# [Record excerpts]
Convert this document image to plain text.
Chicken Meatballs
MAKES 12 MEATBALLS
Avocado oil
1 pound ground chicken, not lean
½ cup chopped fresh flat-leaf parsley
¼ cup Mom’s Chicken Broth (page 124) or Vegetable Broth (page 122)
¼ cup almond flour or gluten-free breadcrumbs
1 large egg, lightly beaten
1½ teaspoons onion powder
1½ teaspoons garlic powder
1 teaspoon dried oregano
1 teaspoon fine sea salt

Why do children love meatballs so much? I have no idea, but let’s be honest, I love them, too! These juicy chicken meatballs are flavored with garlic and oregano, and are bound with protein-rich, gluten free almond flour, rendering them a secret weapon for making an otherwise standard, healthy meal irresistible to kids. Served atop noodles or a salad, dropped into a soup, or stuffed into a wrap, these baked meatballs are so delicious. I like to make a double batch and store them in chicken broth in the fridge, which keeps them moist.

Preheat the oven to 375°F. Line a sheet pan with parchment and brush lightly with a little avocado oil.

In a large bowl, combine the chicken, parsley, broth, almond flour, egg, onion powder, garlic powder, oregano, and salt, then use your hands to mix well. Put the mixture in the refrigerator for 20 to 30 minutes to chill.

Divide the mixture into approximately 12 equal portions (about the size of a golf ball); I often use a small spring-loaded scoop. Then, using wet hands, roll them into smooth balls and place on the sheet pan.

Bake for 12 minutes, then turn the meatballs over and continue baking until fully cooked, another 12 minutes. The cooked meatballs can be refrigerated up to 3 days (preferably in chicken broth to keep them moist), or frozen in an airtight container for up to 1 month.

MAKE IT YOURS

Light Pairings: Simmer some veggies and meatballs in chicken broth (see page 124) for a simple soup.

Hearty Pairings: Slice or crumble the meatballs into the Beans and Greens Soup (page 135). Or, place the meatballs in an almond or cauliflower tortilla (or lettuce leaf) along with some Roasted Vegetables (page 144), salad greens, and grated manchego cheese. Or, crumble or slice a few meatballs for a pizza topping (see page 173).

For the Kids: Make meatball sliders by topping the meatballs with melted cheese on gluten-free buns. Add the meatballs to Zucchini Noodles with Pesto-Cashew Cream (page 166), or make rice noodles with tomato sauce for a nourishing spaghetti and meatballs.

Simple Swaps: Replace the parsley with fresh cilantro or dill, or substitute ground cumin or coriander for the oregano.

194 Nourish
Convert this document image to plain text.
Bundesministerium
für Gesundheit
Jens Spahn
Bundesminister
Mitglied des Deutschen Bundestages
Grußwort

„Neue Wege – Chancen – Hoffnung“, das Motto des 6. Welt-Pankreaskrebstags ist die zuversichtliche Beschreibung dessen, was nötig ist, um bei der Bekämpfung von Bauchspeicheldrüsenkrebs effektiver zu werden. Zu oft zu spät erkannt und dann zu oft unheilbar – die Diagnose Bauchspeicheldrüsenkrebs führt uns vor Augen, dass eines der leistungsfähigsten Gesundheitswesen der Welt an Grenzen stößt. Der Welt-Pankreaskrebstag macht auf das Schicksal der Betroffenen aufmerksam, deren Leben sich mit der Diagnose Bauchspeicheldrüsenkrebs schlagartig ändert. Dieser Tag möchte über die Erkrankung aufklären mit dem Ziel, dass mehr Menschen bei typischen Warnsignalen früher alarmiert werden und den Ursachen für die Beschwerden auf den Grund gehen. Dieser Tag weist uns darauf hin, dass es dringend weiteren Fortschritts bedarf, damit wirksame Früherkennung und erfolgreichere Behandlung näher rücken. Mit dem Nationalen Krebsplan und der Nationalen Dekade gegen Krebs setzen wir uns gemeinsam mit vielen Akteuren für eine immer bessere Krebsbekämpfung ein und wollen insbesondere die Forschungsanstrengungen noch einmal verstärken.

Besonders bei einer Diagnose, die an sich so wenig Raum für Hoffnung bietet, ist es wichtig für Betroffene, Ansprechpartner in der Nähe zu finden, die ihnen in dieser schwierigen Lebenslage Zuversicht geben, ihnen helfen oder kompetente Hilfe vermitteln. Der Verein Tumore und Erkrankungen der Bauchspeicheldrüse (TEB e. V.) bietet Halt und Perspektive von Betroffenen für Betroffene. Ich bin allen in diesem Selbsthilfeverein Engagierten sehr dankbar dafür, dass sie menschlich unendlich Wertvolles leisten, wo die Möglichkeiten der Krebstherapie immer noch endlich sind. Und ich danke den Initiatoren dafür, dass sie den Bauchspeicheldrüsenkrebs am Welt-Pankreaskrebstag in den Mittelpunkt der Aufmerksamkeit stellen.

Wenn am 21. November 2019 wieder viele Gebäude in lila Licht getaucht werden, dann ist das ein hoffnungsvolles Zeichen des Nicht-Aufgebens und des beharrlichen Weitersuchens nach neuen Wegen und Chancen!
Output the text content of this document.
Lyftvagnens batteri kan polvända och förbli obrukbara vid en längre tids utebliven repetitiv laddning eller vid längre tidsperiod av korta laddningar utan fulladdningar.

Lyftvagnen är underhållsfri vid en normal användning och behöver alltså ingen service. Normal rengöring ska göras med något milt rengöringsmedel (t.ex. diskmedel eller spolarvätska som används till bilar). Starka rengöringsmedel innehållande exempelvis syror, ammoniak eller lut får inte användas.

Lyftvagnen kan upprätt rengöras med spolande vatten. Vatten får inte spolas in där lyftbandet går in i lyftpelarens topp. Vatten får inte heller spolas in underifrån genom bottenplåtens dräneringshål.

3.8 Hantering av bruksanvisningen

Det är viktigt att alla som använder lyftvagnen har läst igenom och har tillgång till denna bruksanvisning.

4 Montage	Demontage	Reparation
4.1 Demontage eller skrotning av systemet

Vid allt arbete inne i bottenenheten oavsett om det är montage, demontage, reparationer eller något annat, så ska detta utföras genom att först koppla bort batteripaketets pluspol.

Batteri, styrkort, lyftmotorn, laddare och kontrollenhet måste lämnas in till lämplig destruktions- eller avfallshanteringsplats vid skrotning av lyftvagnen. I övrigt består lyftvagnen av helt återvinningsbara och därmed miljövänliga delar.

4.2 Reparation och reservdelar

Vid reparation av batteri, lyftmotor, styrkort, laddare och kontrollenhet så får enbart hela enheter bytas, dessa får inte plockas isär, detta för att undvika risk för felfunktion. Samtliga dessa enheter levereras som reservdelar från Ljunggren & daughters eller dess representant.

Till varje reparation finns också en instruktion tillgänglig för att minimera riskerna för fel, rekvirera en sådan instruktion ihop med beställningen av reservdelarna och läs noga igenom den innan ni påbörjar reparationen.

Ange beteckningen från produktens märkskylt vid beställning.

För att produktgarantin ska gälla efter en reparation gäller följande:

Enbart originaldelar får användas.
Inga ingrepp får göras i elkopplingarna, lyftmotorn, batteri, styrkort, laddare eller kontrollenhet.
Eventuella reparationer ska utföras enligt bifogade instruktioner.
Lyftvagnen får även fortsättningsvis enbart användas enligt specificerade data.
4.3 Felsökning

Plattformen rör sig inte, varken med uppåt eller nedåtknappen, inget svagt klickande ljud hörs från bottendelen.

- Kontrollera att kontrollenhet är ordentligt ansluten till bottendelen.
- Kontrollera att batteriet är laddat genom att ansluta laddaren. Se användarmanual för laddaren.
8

# [What you should do]
Print out every entry, keeping each one exact.

# [Response to the task]
Convert this document image to plain text.
Chicken Meatballs
MAKES 12 MEATBALLS
Avocado oil
1 pound ground chicken, not lean
½ cup chopped fresh flat-leaf parsley
¼ cup Mom’s Chicken Broth (page 124) or Vegetable Broth (page 122)
¼ cup almond flour or gluten-free breadcrumbs
1 large egg, lightly beaten
1½ teaspoons onion powder
1½ teaspoons garlic powder
1 teaspoon dried oregano
1 teaspoon fine sea salt

Why do children love meatballs so much? I have no idea, but let’s be honest, I love them, too! These juicy chicken meatballs are flavored with garlic and oregano, and are bound with protein-rich, gluten free almond flour, rendering them a secret weapon for making an otherwise standard, healthy meal irresistible to kids. Served atop noodles or a salad, dropped into a soup, or stuffed into a wrap, these baked meatballs are so delicious. I like to make a double batch and store them in chicken broth in the fridge, which keeps them moist.

Preheat the oven to 375°F. Line a sheet pan with parchment and brush lightly with a little avocado oil.

In a large bowl, combine the chicken, parsley, broth, almond flour, egg, onion powder, garlic powder, oregano, and salt, then use your hands to mix well. Put the mixture in the refrigerator for 20 to 30 minutes to chill.

Divide the mixture into approximately 12 equal portions (about the size of a golf ball); I often use a small spring-loaded scoop. Then, using wet hands, roll them into smooth balls and place on the sheet pan.

Bake for 12 minutes, then turn the meatballs over and continue baking until fully cooked, another 12 minutes. The cooked meatballs can be refrigerated up to 3 days (preferably in chicken broth to keep them moist), or frozen in an airtight container for up to 1 month.

MAKE IT YOURS

Light Pairings: Simmer some veggies and meatballs in chicken broth (see page 124) for a simple soup.

Hearty Pairings: Slice or crumble the meatballs into the Beans and Greens Soup (page 135). Or, place the meatballs in an almond or cauliflower tortilla (or lettuce leaf) along with some Roasted Vegetables (page 144), salad greens, and grated manchego cheese. Or, crumble or slice a few meatballs for a pizza topping (see page 173).

For the Kids: Make meatball sliders by topping the meatballs with melted cheese on gluten-free buns. Add the meatballs to Zucchini Noodles with Pesto-Cashew Cream (page 166), or make rice noodles with tomato sauce for a nourishing spaghetti and meatballs.

Simple Swaps: Replace the parsley with fresh cilantro or dill, or substitute ground cumin or coriander for the oregano.

194 Nourish
Convert this document image to plain text.
Bundesministerium
für Gesundheit
Jens Spahn
Bundesminister
Mitglied des Deutschen Bundestages
Grußwort

„Neue Wege – Chancen – Hoffnung“, das Motto des 6. Welt-Pankreaskrebstags ist die zuversichtliche Beschreibung dessen, was nötig ist, um bei der Bekämpfung von Bauchspeicheldrüsenkrebs effektiver zu werden. Zu oft zu spät erkannt und dann zu oft unheilbar – die Diagnose Bauchspeicheldrüsenkrebs führt uns vor Augen, dass eines der leistungsfähigsten Gesundheitswesen der Welt an Grenzen stößt. Der Welt-Pankreaskrebstag macht auf das Schicksal der Betroffenen aufmerksam, deren Leben sich mit der Diagnose Bauchspeicheldrüsenkrebs schlagartig ändert. Dieser Tag möchte über die Erkrankung aufklären mit dem Ziel, dass mehr Menschen bei typischen Warnsignalen früher alarmiert werden und den Ursachen für die Beschwerden auf den Grund gehen. Dieser Tag weist uns darauf hin, dass es dringend weiteren Fortschritts bedarf, damit wirksame Früherkennung und erfolgreichere Behandlung näher rücken. Mit dem Nationalen Krebsplan und der Nationalen Dekade gegen Krebs setzen wir uns gemeinsam mit vielen Akteuren für eine immer bessere Krebsbekämpfung ein und wollen insbesondere die Forschungsanstrengungen noch einmal verstärken.

Besonders bei einer Diagnose, die an sich so wenig Raum für Hoffnung bietet, ist es wichtig für Betroffene, Ansprechpartner in der Nähe zu finden, die ihnen in dieser schwierigen Lebenslage Zuversicht geben, ihnen helfen oder kompetente Hilfe vermitteln. Der Verein Tumore und Erkrankungen der Bauchspeicheldrüse (TEB e. V.) bietet Halt und Perspektive von Betroffenen für Betroffene. Ich bin allen in diesem Selbsthilfeverein Engagierten sehr dankbar dafür, dass sie menschlich unendlich Wertvolles leisten, wo die Möglichkeiten der Krebstherapie immer noch endlich sind. Und ich danke den Initiatoren dafür, dass sie den Bauchspeicheldrüsenkrebs am Welt-Pankreaskrebstag in den Mittelpunkt der Aufmerksamkeit stellen.

Wenn am 21. November 2019 wieder viele Gebäude in lila Licht getaucht werden, dann ist das ein hoffnungsvolles Zeichen des Nicht-Aufgebens und des beharrlichen Weitersuchens nach neuen Wegen und Chancen!
Output the text content of this document.
Lyftvagnens batteri kan polvända och förbli obrukbara vid en längre tids utebliven repetitiv laddning eller vid längre tidsperiod av korta laddningar utan fulladdningar.

Lyftvagnen är underhållsfri vid en normal användning och behöver alltså ingen service. Normal rengöring ska göras med något milt rengöringsmedel (t.ex. diskmedel eller spolarvätska som används till bilar). Starka rengöringsmedel innehållande exempelvis syror, ammoniak eller lut får inte användas.

Lyftvagnen kan upprätt rengöras med spolande vatten. Vatten får inte spolas in där lyftbandet går in i lyftpelarens topp. Vatten får inte heller spolas in underifrån genom bottenplåtens dräneringshål.

3.8 Hantering av bruksanvisningen

Det är viktigt att alla som använder lyftvagnen har läst igenom och har tillgång till denna bruksanvisning.

4 Montage	Demontage	Reparation
4.1 Demontage eller skrotning av systemet

Vid allt arbete inne i bottenenheten oavsett om det är montage, demontage, reparationer eller något annat, så ska detta utföras genom att först koppla bort batteripaketets pluspol.

Batteri, styrkort, lyftmotorn, laddare och kontrollenhet måste lämnas in till lämplig destruktions- eller avfallshanteringsplats vid skrotning av lyftvagnen. I övrigt består lyftvagnen av helt återvinningsbara och därmed miljövänliga delar.

4.2 Reparation och reservdelar

Vid reparation av batteri, lyftmotor, styrkort, laddare och kontrollenhet så får enbart hela enheter bytas, dessa får inte plockas isär, detta för att undvika risk för felfunktion. Samtliga dessa enheter levereras som reservdelar från Ljunggren & daughters eller dess representant.

Till varje reparation finns också en instruktion tillgänglig för att minimera riskerna för fel, rekvirera en sådan instruktion ihop med beställningen av reservdelarna och läs noga igenom den innan ni påbörjar reparationen.

Ange beteckningen från produktens märkskylt vid beställning.

För att produktgarantin ska gälla efter en reparation gäller följande:

Enbart originaldelar får användas.
Inga ingrepp får göras i elkopplingarna, lyftmotorn, batteri, styrkort, laddare eller kontrollenhet.
Eventuella reparationer ska utföras enligt bifogade instruktioner.
Lyftvagnen får även fortsättningsvis enbart användas enligt specificerade data.
4.3 Felsökning

Plattformen rör sig inte, varken med uppåt eller nedåtknappen, inget svagt klickande ljud hörs från bottendelen.

- Kontrollera att kontrollenhet är ordentligt ansluten till bottendelen.
- Kontrollera att batteriet är laddat genom att ansluta laddaren. Se användarmanual för laddaren.
8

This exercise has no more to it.